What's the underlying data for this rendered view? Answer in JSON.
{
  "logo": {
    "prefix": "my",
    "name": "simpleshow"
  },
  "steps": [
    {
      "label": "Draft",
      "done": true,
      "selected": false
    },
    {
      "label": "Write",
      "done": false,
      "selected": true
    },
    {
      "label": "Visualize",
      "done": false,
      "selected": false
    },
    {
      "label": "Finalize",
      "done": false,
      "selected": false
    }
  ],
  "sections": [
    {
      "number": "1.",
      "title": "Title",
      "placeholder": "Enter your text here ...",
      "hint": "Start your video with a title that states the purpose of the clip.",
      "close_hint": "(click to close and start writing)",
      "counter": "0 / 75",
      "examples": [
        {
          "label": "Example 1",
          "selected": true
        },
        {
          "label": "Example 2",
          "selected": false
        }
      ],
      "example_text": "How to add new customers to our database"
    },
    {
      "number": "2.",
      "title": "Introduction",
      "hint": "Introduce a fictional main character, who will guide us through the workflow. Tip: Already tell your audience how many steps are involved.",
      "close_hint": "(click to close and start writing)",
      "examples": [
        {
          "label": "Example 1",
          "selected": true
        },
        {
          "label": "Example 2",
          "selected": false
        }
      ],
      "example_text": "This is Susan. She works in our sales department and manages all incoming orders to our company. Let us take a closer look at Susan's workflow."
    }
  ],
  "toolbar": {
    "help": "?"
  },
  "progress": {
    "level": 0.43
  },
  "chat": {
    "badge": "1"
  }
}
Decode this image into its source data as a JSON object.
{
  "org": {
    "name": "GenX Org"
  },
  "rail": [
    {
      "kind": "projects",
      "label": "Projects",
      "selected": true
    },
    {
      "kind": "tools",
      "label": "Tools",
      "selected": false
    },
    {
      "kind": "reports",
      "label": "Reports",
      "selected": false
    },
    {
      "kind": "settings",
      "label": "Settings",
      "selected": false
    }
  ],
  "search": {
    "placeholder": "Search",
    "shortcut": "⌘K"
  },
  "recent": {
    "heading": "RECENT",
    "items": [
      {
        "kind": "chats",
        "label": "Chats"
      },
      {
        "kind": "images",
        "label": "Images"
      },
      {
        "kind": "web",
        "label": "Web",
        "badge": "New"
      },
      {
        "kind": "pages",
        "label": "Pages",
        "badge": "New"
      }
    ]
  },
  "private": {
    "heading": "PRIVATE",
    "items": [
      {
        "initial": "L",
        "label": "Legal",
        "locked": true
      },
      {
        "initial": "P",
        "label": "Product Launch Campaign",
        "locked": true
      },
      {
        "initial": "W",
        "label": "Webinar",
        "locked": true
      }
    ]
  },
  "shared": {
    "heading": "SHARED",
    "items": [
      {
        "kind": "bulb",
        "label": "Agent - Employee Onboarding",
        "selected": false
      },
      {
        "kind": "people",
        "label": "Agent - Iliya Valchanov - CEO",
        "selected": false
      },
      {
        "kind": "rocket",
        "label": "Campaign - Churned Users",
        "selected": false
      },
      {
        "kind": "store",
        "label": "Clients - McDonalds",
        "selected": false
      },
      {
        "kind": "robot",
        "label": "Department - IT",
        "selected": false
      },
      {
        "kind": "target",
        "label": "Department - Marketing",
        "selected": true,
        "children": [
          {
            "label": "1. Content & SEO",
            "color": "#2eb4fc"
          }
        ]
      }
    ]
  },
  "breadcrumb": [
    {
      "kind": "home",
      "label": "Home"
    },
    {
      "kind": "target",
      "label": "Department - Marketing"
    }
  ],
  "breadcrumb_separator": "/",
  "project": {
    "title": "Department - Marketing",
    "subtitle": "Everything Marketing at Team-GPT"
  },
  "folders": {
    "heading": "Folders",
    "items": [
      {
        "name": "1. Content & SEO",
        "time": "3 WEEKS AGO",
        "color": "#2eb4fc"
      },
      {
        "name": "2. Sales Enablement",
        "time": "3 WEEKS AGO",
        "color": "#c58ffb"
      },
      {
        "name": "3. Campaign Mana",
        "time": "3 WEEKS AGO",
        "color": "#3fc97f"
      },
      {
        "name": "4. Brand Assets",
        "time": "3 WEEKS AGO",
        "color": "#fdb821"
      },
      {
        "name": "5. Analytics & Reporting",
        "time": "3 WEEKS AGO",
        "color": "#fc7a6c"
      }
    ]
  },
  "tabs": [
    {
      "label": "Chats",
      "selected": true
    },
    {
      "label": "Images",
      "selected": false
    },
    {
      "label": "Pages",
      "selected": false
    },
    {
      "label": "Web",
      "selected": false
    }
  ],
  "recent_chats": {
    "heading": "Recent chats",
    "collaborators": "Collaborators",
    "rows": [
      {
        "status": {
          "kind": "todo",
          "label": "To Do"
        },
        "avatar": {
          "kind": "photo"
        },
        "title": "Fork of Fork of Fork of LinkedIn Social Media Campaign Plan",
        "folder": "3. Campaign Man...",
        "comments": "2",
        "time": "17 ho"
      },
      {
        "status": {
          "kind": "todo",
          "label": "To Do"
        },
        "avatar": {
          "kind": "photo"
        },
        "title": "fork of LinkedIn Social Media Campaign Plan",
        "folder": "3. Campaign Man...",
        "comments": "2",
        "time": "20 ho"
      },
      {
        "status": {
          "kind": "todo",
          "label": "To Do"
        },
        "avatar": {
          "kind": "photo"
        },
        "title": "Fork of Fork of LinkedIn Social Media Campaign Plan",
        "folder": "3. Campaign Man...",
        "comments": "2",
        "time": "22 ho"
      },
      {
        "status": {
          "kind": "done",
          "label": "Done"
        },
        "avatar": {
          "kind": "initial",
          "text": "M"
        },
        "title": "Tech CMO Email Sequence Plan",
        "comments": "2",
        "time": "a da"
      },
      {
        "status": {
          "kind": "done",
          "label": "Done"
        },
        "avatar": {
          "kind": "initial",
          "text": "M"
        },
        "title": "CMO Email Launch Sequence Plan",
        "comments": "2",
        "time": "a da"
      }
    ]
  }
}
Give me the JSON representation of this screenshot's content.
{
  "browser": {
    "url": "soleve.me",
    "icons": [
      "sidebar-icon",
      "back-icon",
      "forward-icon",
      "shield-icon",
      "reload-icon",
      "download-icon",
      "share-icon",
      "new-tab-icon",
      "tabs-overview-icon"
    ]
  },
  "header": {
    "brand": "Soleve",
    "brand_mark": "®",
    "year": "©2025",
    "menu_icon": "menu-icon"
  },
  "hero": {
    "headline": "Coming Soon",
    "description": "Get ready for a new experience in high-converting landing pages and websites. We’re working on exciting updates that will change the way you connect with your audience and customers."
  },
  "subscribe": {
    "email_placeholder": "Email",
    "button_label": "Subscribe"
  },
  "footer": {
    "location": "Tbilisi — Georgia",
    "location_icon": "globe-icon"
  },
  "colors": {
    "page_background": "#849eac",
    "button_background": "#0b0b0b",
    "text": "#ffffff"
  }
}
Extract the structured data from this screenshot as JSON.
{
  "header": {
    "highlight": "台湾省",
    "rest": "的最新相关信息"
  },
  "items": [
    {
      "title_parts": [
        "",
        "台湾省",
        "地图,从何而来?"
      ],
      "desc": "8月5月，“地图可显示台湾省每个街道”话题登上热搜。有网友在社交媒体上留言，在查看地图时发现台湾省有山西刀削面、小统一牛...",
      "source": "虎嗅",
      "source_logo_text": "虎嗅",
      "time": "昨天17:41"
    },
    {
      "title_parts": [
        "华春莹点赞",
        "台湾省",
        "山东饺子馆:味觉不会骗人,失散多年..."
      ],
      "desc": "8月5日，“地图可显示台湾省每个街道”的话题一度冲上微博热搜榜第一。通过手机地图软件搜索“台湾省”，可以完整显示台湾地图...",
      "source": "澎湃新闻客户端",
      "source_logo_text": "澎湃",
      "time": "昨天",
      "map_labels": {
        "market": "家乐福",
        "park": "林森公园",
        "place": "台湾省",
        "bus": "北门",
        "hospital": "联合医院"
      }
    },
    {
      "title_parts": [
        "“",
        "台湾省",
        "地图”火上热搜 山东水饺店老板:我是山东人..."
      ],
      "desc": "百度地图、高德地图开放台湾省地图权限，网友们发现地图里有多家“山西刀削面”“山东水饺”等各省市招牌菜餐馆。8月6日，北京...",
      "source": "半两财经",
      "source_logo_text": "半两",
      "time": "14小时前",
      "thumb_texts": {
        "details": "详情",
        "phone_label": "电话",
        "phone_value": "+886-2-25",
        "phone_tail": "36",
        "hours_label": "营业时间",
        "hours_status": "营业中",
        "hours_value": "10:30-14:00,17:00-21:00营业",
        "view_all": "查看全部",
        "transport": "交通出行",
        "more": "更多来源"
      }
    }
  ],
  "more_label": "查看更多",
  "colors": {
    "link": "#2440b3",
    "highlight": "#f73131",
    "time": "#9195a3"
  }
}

▶ **What the task requires**
Copy every line above that includes the string "initial".

▶ **Response**
        "initial": "L",
        "initial": "P",
        "initial": "W",
          "kind": "initial",
          "kind": "initial",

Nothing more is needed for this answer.